Scan the entries for the string "Stat" and give the number of lines that have it, nothing further.

* * * *

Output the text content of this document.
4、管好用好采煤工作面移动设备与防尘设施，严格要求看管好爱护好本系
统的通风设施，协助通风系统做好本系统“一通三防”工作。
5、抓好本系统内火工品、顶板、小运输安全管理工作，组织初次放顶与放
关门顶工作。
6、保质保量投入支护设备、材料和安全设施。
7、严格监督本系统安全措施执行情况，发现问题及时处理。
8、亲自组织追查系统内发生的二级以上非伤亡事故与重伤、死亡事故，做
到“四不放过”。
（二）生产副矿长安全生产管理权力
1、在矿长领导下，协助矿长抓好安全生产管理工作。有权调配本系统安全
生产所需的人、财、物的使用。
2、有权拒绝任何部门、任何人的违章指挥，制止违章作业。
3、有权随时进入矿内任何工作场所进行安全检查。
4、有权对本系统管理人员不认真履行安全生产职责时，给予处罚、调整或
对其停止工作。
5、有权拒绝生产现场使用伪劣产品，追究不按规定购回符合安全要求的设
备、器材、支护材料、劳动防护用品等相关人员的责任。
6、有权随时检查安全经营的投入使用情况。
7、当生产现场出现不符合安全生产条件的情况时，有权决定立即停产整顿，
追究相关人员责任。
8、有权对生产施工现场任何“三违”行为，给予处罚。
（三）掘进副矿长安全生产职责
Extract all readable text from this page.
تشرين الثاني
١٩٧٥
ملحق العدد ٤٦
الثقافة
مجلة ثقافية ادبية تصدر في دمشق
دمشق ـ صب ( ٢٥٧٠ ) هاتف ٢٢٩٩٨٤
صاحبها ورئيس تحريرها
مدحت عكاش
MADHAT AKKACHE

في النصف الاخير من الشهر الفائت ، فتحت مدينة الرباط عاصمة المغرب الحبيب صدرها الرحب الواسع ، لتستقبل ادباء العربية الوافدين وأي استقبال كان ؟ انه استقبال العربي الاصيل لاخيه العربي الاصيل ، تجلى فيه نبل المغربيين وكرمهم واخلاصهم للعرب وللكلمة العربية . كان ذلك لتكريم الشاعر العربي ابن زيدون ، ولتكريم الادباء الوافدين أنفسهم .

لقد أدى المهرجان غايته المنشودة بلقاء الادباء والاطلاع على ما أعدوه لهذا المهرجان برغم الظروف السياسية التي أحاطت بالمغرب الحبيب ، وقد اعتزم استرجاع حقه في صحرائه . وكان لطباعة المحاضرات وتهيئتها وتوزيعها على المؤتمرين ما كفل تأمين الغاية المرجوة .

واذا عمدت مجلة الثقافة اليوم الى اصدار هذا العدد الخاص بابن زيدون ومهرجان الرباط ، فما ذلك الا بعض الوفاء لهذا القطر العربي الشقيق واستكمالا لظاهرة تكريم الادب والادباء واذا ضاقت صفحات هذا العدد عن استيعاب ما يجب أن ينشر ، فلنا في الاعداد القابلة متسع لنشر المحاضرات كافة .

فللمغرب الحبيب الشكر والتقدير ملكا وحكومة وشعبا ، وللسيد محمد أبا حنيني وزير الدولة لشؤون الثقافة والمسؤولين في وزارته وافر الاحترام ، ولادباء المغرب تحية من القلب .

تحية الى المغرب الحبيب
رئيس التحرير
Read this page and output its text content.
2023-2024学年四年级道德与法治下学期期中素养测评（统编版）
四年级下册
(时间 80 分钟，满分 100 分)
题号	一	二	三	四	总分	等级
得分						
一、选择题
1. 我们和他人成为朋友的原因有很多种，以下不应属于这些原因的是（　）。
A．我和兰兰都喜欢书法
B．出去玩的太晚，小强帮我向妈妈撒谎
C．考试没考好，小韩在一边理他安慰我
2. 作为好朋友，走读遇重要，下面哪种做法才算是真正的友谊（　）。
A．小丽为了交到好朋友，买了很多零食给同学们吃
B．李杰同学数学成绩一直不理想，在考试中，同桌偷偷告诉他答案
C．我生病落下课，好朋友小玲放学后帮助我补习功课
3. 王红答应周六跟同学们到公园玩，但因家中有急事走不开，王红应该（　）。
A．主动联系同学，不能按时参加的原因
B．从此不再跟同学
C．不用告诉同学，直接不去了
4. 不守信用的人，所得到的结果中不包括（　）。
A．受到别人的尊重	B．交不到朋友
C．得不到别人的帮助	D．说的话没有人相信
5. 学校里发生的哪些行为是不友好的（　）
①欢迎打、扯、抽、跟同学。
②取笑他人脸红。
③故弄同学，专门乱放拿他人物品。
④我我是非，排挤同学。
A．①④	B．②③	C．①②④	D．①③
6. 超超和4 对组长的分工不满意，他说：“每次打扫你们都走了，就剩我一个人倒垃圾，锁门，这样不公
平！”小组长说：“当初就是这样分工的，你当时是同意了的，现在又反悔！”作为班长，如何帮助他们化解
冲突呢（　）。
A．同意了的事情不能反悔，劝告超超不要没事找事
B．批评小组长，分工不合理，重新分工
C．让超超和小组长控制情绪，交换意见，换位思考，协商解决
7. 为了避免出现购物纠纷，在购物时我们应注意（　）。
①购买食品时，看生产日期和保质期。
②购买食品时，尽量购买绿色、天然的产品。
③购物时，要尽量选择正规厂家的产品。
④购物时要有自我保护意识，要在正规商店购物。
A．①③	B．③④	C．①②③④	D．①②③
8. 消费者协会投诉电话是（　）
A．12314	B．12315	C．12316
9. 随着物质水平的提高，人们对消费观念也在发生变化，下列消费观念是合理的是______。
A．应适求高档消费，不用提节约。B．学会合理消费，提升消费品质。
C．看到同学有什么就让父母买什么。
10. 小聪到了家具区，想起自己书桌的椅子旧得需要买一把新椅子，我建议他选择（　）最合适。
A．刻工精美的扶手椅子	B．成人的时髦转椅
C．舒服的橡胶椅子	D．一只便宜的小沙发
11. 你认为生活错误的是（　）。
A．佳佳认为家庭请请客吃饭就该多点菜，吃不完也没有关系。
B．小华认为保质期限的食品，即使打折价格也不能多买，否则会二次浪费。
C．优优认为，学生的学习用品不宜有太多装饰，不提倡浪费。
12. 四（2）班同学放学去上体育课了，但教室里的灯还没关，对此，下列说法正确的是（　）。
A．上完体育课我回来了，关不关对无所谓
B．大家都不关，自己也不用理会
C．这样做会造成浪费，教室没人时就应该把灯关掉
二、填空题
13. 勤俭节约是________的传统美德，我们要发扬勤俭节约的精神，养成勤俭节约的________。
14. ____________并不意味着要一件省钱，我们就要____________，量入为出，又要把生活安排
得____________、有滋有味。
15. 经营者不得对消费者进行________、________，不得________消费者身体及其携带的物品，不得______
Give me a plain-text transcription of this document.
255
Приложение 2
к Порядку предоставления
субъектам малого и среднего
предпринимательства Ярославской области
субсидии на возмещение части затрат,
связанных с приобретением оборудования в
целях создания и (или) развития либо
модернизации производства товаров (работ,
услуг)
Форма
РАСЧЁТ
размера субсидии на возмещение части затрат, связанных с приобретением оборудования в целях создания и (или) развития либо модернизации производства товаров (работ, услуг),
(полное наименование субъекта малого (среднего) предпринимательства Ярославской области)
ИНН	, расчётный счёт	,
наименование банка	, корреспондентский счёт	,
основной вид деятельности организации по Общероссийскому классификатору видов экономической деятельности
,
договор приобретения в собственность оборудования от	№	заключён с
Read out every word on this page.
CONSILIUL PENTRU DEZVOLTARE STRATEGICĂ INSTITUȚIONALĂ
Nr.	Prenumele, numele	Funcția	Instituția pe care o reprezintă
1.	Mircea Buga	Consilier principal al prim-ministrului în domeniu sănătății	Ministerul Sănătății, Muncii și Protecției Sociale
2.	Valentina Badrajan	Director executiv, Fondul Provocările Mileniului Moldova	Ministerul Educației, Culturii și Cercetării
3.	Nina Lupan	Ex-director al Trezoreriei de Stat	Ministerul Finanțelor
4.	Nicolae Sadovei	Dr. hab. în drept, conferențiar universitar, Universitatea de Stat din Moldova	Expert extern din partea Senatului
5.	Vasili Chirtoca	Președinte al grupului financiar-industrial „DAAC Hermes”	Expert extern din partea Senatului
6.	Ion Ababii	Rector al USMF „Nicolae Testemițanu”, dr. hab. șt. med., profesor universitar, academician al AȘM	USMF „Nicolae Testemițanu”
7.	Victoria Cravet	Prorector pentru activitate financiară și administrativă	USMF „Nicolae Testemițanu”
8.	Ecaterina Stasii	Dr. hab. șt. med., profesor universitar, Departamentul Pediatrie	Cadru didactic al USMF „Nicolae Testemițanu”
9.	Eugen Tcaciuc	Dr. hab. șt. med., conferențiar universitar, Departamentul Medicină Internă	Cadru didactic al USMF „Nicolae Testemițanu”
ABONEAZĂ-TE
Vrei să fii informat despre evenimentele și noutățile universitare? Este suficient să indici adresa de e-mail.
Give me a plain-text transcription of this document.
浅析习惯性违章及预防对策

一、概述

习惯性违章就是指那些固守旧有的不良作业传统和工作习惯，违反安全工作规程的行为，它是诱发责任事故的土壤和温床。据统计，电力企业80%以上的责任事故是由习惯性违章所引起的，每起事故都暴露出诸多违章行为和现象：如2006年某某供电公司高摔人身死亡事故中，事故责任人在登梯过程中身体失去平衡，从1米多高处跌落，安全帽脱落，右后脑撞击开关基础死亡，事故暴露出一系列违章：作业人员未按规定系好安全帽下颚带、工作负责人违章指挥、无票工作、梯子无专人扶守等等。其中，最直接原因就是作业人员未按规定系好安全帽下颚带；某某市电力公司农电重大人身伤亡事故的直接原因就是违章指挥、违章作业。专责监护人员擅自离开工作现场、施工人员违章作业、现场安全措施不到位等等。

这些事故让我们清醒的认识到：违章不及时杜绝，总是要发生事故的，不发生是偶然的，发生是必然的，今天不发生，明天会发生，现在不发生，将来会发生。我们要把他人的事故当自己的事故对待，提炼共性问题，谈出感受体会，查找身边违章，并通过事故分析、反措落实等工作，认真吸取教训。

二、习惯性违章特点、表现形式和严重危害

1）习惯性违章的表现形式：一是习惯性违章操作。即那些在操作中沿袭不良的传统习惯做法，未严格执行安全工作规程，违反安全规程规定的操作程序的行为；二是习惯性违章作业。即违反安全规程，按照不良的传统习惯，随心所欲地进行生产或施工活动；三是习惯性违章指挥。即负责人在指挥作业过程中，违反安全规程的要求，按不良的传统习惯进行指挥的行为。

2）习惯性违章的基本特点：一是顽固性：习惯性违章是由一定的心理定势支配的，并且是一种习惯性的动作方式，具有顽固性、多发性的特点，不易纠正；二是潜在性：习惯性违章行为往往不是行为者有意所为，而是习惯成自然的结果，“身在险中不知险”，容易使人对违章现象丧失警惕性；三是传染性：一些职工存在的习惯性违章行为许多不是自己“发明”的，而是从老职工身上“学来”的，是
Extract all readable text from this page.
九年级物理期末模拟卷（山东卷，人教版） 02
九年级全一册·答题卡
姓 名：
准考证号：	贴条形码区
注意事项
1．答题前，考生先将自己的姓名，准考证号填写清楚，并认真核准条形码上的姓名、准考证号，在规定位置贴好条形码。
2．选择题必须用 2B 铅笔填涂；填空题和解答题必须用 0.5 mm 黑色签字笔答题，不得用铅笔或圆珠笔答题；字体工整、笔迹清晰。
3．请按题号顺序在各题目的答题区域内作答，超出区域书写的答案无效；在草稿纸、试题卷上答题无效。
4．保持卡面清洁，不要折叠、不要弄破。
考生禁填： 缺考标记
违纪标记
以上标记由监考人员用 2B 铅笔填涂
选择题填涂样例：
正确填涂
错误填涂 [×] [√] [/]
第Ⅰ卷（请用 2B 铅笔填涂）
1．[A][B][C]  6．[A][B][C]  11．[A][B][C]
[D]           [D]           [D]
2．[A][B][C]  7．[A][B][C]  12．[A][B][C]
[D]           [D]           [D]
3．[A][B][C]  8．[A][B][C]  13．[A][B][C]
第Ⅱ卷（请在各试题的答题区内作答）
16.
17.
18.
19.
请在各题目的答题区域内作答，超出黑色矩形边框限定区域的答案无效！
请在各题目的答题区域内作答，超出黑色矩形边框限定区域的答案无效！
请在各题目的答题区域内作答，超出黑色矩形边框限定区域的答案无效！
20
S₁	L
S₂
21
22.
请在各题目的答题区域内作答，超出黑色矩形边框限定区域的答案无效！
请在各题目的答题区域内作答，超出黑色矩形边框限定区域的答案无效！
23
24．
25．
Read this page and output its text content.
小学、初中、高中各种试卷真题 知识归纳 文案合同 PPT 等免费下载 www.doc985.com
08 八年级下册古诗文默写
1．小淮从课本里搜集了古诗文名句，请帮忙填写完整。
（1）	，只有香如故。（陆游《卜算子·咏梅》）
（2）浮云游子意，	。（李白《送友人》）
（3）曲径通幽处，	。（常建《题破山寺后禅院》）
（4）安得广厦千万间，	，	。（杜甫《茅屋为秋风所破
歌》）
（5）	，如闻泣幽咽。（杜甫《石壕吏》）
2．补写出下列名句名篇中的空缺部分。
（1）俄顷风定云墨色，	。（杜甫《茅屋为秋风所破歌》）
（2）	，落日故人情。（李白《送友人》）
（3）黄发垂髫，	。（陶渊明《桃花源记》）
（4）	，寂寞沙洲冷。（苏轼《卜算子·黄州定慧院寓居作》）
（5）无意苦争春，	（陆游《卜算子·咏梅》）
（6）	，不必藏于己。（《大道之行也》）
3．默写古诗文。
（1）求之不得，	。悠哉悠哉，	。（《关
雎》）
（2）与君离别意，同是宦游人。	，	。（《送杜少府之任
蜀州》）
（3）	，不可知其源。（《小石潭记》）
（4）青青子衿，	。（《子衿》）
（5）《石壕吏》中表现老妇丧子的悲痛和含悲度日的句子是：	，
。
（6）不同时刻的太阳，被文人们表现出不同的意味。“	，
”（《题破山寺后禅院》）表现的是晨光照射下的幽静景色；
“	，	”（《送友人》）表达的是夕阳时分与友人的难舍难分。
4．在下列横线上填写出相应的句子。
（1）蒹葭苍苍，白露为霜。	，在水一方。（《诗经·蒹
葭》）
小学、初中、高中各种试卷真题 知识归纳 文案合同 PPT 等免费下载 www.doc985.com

* * * *

* FINAL RESULT:
2